# DATA start

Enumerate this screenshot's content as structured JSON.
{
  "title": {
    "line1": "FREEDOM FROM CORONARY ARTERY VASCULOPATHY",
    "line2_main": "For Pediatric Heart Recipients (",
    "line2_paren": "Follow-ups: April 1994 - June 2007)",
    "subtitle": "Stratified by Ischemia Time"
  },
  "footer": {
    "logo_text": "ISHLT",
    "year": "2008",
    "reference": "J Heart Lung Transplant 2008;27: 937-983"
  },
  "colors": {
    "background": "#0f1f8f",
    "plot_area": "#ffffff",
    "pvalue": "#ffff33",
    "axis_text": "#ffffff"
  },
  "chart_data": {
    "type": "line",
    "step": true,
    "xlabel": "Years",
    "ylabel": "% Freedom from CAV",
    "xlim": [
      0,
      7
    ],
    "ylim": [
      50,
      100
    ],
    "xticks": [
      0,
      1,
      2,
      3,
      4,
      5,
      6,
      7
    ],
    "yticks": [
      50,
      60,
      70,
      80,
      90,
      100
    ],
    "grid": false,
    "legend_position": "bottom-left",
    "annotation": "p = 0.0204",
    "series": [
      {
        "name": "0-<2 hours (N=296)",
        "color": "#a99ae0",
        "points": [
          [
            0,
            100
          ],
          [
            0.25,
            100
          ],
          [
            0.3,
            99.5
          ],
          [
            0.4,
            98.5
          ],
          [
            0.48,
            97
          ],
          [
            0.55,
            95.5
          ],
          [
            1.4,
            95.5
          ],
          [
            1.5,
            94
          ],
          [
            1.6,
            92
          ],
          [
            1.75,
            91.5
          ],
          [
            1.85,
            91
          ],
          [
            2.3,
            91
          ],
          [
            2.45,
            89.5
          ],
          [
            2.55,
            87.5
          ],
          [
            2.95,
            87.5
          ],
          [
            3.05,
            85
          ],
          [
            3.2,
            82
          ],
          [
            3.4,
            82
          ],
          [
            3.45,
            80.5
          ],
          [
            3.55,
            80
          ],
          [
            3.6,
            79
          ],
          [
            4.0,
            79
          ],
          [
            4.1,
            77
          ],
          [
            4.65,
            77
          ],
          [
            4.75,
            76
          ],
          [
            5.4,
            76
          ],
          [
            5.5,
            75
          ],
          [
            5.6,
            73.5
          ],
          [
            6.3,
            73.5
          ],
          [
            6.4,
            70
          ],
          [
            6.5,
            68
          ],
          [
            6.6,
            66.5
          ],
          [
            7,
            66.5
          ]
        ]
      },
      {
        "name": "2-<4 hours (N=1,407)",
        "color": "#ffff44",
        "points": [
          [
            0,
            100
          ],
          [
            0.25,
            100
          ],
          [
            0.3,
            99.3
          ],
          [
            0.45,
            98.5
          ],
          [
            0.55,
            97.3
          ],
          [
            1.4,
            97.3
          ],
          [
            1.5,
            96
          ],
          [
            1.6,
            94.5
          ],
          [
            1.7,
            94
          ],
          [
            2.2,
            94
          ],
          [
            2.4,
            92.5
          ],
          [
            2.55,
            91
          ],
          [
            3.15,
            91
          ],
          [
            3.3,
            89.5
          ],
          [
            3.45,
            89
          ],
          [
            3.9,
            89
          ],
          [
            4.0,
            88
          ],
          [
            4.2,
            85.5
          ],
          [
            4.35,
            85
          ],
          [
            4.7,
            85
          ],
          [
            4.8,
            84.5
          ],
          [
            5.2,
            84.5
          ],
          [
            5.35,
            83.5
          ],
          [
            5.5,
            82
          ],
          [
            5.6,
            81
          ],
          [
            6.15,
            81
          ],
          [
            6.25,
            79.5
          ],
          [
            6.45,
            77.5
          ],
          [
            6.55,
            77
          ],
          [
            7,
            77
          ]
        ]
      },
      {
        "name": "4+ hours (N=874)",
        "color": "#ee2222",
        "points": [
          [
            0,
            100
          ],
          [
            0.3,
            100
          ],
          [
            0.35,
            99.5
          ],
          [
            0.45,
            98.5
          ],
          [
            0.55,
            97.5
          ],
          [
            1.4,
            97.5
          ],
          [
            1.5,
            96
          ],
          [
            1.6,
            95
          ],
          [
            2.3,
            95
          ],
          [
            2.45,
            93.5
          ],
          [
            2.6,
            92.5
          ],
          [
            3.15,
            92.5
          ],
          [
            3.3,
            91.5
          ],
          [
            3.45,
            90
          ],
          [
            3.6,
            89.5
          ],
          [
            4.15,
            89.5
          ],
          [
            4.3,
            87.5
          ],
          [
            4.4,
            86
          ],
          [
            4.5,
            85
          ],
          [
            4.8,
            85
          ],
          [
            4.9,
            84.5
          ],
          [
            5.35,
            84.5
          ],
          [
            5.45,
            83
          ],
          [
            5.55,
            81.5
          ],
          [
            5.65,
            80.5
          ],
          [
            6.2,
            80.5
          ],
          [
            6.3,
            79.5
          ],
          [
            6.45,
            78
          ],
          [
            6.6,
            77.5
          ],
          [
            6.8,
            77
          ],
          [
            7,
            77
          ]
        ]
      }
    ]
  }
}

# DATA end

The records above should be repeated in full, exactly as given.

• ANSWER TO THIS TASK:
Enumerate this screenshot's content as structured JSON.
{
  "title": {
    "line1": "FREEDOM FROM CORONARY ARTERY VASCULOPATHY",
    "line2_main": "For Pediatric Heart Recipients (",
    "line2_paren": "Follow-ups: April 1994 - June 2007)",
    "subtitle": "Stratified by Ischemia Time"
  },
  "footer": {
    "logo_text": "ISHLT",
    "year": "2008",
    "reference": "J Heart Lung Transplant 2008;27: 937-983"
  },
  "colors": {
    "background": "#0f1f8f",
    "plot_area": "#ffffff",
    "pvalue": "#ffff33",
    "axis_text": "#ffffff"
  },
  "chart_data": {
    "type": "line",
    "step": true,
    "xlabel": "Years",
    "ylabel": "% Freedom from CAV",
    "xlim": [
      0,
      7
    ],
    "ylim": [
      50,
      100
    ],
    "xticks": [
      0,
      1,
      2,
      3,
      4,
      5,
      6,
      7
    ],
    "yticks": [
      50,
      60,
      70,
      80,
      90,
      100
    ],
    "grid": false,
    "legend_position": "bottom-left",
    "annotation": "p = 0.0204",
    "series": [
      {
        "name": "0-<2 hours (N=296)",
        "color": "#a99ae0",
        "points": [
          [
            0,
            100
          ],
          [
            0.25,
            100
          ],
          [
            0.3,
            99.5
          ],
          [
            0.4,
            98.5
          ],
          [
            0.48,
            97
          ],
          [
            0.55,
            95.5
          ],
          [
            1.4,
            95.5
          ],
          [
            1.5,
            94
          ],
          [
            1.6,
            92
          ],
          [
            1.75,
            91.5
          ],
          [
            1.85,
            91
          ],
          [
            2.3,
            91
          ],
          [
            2.45,
            89.5
          ],
          [
            2.55,
            87.5
          ],
          [
            2.95,
            87.5
          ],
          [
            3.05,
            85
          ],
          [
            3.2,
            82
          ],
          [
            3.4,
            82
          ],
          [
            3.45,
            80.5
          ],
          [
            3.55,
            80
          ],
          [
            3.6,
            79
          ],
          [
            4.0,
            79
          ],
          [
            4.1,
            77
          ],
          [
            4.65,
            77
          ],
          [
            4.75,
            76
          ],
          [
            5.4,
            76
          ],
          [
            5.5,
            75
          ],
          [
            5.6,
            73.5
          ],
          [
            6.3,
            73.5
          ],
          [
            6.4,
            70
          ],
          [
            6.5,
            68
          ],
          [
            6.6,
            66.5
          ],
          [
            7,
            66.5
          ]
        ]
      },
      {
        "name": "2-<4 hours (N=1,407)",
        "color": "#ffff44",
        "points": [
          [
            0,
            100
          ],
          [
            0.25,
            100
          ],
          [
            0.3,
            99.3
          ],
          [
            0.45,
            98.5
          ],
          [
            0.55,
            97.3
          ],
          [
            1.4,
            97.3
          ],
          [
            1.5,
            96
          ],
          [
            1.6,
            94.5
          ],
          [
            1.7,
            94
          ],
          [
            2.2,
            94
          ],
          [
            2.4,
            92.5
          ],
          [
            2.55,
            91
          ],
          [
            3.15,
            91
          ],
          [
            3.3,
            89.5
          ],
          [
            3.45,
            89
          ],
          [
            3.9,
            89
          ],
          [
            4.0,
            88
          ],
          [
            4.2,
            85.5
          ],
          [
            4.35,
            85
          ],
          [
            4.7,
            85
          ],
          [
            4.8,
            84.5
          ],
          [
            5.2,
            84.5
          ],
          [
            5.35,
            83.5
          ],
          [
            5.5,
            82
          ],
          [
            5.6,
            81
          ],
          [
            6.15,
            81
          ],
          [
            6.25,
            79.5
          ],
          [
            6.45,
            77.5
          ],
          [
            6.55,
            77
          ],
          [
            7,
            77
          ]
        ]
      },
      {
        "name": "4+ hours (N=874)",
        "color": "#ee2222",
        "points": [
          [
            0,
            100
          ],
          [
            0.3,
            100
          ],
          [
            0.35,
            99.5
          ],
          [
            0.45,
            98.5
          ],
          [
            0.55,
            97.5
          ],
          [
            1.4,
            97.5
          ],
          [
            1.5,
            96
          ],
          [
            1.6,
            95
          ],
          [
            2.3,
            95
          ],
          [
            2.45,
            93.5
          ],
          [
            2.6,
            92.5
          ],
          [
            3.15,
            92.5
          ],
          [
            3.3,
            91.5
          ],
          [
            3.45,
            90
          ],
          [
            3.6,
            89.5
          ],
          [
            4.15,
            89.5
          ],
          [
            4.3,
            87.5
          ],
          [
            4.4,
            86
          ],
          [
            4.5,
            85
          ],
          [
            4.8,
            85
          ],
          [
            4.9,
            84.5
          ],
          [
            5.35,
            84.5
          ],
          [
            5.45,
            83
          ],
          [
            5.55,
            81.5
          ],
          [
            5.65,
            80.5
          ],
          [
            6.2,
            80.5
          ],
          [
            6.3,
            79.5
          ],
          [
            6.45,
            78
          ],
          [
            6.6,
            77.5
          ],
          [
            6.8,
            77
          ],
          [
            7,
            77
          ]
        ]
      }
    ]
  }
}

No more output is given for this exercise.